─── Data records

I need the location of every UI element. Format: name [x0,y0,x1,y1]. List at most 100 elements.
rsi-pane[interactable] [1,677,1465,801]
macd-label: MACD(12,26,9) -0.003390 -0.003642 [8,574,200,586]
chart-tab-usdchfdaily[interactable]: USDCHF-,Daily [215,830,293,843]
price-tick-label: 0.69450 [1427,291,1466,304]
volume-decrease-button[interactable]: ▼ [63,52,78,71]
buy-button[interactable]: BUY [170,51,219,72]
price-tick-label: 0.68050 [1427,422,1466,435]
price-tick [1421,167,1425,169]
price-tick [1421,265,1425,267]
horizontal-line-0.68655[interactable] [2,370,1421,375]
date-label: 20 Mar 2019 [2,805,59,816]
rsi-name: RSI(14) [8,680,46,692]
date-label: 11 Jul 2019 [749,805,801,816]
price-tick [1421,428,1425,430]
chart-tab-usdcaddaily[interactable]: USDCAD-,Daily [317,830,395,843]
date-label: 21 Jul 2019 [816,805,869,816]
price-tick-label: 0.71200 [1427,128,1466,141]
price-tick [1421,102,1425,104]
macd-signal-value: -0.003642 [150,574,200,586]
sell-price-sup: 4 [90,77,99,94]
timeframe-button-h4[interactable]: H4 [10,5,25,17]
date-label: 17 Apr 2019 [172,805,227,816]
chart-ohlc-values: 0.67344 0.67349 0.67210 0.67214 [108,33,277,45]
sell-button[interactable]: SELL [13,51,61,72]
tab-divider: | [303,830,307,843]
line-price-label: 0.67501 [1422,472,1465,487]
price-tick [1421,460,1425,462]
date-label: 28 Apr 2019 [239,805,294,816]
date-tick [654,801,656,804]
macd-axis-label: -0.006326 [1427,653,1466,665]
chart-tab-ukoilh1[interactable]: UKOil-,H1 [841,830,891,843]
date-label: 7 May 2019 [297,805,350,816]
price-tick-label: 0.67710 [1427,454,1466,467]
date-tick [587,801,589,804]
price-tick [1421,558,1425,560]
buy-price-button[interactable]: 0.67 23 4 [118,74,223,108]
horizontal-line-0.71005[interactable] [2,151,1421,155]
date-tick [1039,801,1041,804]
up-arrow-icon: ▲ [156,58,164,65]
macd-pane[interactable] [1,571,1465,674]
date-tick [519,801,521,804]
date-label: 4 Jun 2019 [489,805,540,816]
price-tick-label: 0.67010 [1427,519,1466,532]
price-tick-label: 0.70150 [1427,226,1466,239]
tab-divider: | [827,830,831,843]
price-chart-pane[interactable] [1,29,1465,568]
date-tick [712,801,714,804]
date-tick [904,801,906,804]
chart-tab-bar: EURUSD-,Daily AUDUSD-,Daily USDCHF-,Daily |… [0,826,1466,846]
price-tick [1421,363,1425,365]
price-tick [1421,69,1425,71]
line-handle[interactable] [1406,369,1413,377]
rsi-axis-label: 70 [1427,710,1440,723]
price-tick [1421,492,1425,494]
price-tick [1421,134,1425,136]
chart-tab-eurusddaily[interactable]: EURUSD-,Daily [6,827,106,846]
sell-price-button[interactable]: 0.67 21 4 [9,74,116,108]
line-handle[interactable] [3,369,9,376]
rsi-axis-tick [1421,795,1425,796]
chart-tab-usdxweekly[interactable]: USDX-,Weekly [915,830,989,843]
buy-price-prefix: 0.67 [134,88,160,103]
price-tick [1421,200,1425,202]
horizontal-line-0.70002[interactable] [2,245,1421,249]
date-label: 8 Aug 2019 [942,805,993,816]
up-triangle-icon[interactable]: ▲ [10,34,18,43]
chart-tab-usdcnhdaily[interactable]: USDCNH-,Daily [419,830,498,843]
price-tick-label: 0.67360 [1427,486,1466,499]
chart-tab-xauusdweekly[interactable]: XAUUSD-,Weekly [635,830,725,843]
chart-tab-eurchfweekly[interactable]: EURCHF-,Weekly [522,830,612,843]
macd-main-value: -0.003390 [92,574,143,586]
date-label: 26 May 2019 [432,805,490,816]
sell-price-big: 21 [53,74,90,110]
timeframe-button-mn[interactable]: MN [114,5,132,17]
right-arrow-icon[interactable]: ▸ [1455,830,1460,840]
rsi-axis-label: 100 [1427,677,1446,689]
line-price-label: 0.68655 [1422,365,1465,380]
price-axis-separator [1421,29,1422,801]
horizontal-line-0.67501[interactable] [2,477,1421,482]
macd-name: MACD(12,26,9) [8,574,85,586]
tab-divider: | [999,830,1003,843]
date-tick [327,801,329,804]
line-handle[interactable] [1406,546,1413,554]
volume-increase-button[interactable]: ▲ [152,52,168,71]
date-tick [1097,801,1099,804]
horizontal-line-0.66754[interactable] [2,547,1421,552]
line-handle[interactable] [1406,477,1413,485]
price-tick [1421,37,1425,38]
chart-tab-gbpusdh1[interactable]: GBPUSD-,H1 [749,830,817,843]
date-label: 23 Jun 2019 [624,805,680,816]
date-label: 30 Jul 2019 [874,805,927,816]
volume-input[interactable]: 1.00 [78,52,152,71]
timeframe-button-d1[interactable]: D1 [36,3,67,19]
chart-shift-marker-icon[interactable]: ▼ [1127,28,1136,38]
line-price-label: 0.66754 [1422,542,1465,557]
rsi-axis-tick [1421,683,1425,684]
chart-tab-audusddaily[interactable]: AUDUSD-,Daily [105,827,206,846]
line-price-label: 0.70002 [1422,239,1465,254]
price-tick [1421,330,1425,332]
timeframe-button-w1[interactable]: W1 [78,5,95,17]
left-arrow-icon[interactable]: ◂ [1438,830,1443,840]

──────

**Goal:** Update the records by changing every "date-label" to "time-label", and keep all other text unchanged.

**Result:**
I need the location of every UI element. Format: name [x0,y0,x1,y1]. List at most 100 elements.
rsi-pane[interactable] [1,677,1465,801]
macd-label: MACD(12,26,9) -0.003390 -0.003642 [8,574,200,586]
chart-tab-usdchfdaily[interactable]: USDCHF-,Daily [215,830,293,843]
price-tick-label: 0.69450 [1427,291,1466,304]
volume-decrease-button[interactable]: ▼ [63,52,78,71]
buy-button[interactable]: BUY [170,51,219,72]
price-tick-label: 0.68050 [1427,422,1466,435]
price-tick [1421,167,1425,169]
price-tick [1421,265,1425,267]
horizontal-line-0.68655[interactable] [2,370,1421,375]
time-label: 20 Mar 2019 [2,805,59,816]
rsi-name: RSI(14) [8,680,46,692]
time-label: 11 Jul 2019 [749,805,801,816]
price-tick [1421,428,1425,430]
chart-tab-usdcaddaily[interactable]: USDCAD-,Daily [317,830,395,843]
time-label: 21 Jul 2019 [816,805,869,816]
price-tick-label: 0.71200 [1427,128,1466,141]
price-tick [1421,102,1425,104]
macd-signal-value: -0.003642 [150,574,200,586]
sell-price-sup: 4 [90,77,99,94]
timeframe-button-h4[interactable]: H4 [10,5,25,17]
time-label: 17 Apr 2019 [172,805,227,816]
chart-ohlc-values: 0.67344 0.67349 0.67210 0.67214 [108,33,277,45]
sell-button[interactable]: SELL [13,51,61,72]
tab-divider: | [303,830,307,843]
line-price-label: 0.67501 [1422,472,1465,487]
price-tick [1421,460,1425,462]
time-label: 28 Apr 2019 [239,805,294,816]
date-tick [654,801,656,804]
macd-axis-label: -0.006326 [1427,653,1466,665]
chart-tab-ukoilh1[interactable]: UKOil-,H1 [841,830,891,843]
time-label: 7 May 2019 [297,805,350,816]
price-tick-label: 0.67710 [1427,454,1466,467]
date-tick [587,801,589,804]
price-tick [1421,558,1425,560]
buy-price-button[interactable]: 0.67 23 4 [118,74,223,108]
horizontal-line-0.71005[interactable] [2,151,1421,155]
date-tick [1039,801,1041,804]
up-arrow-icon: ▲ [156,58,164,65]
macd-pane[interactable] [1,571,1465,674]
date-tick [519,801,521,804]
time-label: 4 Jun 2019 [489,805,540,816]
price-tick-label: 0.67010 [1427,519,1466,532]
price-tick-label: 0.70150 [1427,226,1466,239]
tab-divider: | [827,830,831,843]
price-chart-pane[interactable] [1,29,1465,568]
date-tick [712,801,714,804]
date-tick [904,801,906,804]
chart-tab-bar: EURUSD-,Daily AUDUSD-,Daily USDCHF-,Daily |… [0,826,1466,846]
price-tick [1421,363,1425,365]
price-tick [1421,69,1425,71]
line-handle[interactable] [1406,369,1413,377]
rsi-axis-label: 70 [1427,710,1440,723]
price-tick [1421,492,1425,494]
price-tick [1421,134,1425,136]
chart-tab-eurusddaily[interactable]: EURUSD-,Daily [6,827,106,846]
sell-price-button[interactable]: 0.67 21 4 [9,74,116,108]
line-handle[interactable] [3,369,9,376]
rsi-axis-tick [1421,795,1425,796]
chart-tab-usdxweekly[interactable]: USDX-,Weekly [915,830,989,843]
buy-price-prefix: 0.67 [134,88,160,103]
price-tick [1421,200,1425,202]
horizontal-line-0.70002[interactable] [2,245,1421,249]
time-label: 8 Aug 2019 [942,805,993,816]
up-triangle-icon[interactable]: ▲ [10,34,18,43]
chart-tab-usdcnhdaily[interactable]: USDCNH-,Daily [419,830,498,843]
price-tick-label: 0.67360 [1427,486,1466,499]
chart-tab-xauusdweekly[interactable]: XAUUSD-,Weekly [635,830,725,843]
chart-tab-eurchfweekly[interactable]: EURCHF-,Weekly [522,830,612,843]
macd-main-value: -0.003390 [92,574,143,586]
time-label: 26 May 2019 [432,805,490,816]
sell-price-big: 21 [53,74,90,110]
timeframe-button-mn[interactable]: MN [114,5,132,17]
right-arrow-icon[interactable]: ▸ [1455,830,1460,840]
rsi-axis-label: 100 [1427,677,1446,689]
line-price-label: 0.68655 [1422,365,1465,380]
price-axis-separator [1421,29,1422,801]
horizontal-line-0.67501[interactable] [2,477,1421,482]
macd-name: MACD(12,26,9) [8,574,85,586]
tab-divider: | [999,830,1003,843]
date-tick [327,801,329,804]
line-handle[interactable] [1406,546,1413,554]
volume-increase-button[interactable]: ▲ [152,52,168,71]
date-tick [1097,801,1099,804]
horizontal-line-0.66754[interactable] [2,547,1421,552]
line-handle[interactable] [1406,477,1413,485]
price-tick [1421,37,1425,38]
chart-tab-gbpusdh1[interactable]: GBPUSD-,H1 [749,830,817,843]
time-label: 23 Jun 2019 [624,805,680,816]
time-label: 30 Jul 2019 [874,805,927,816]
volume-input[interactable]: 1.00 [78,52,152,71]
timeframe-button-d1[interactable]: D1 [36,3,67,19]
chart-shift-marker-icon[interactable]: ▼ [1127,28,1136,38]
line-price-label: 0.66754 [1422,542,1465,557]
rsi-axis-tick [1421,683,1425,684]
chart-tab-audusddaily[interactable]: AUDUSD-,Daily [105,827,206,846]
line-price-label: 0.70002 [1422,239,1465,254]
price-tick [1421,330,1425,332]
timeframe-button-w1[interactable]: W1 [78,5,95,17]
left-arrow-icon[interactable]: ◂ [1438,830,1443,840]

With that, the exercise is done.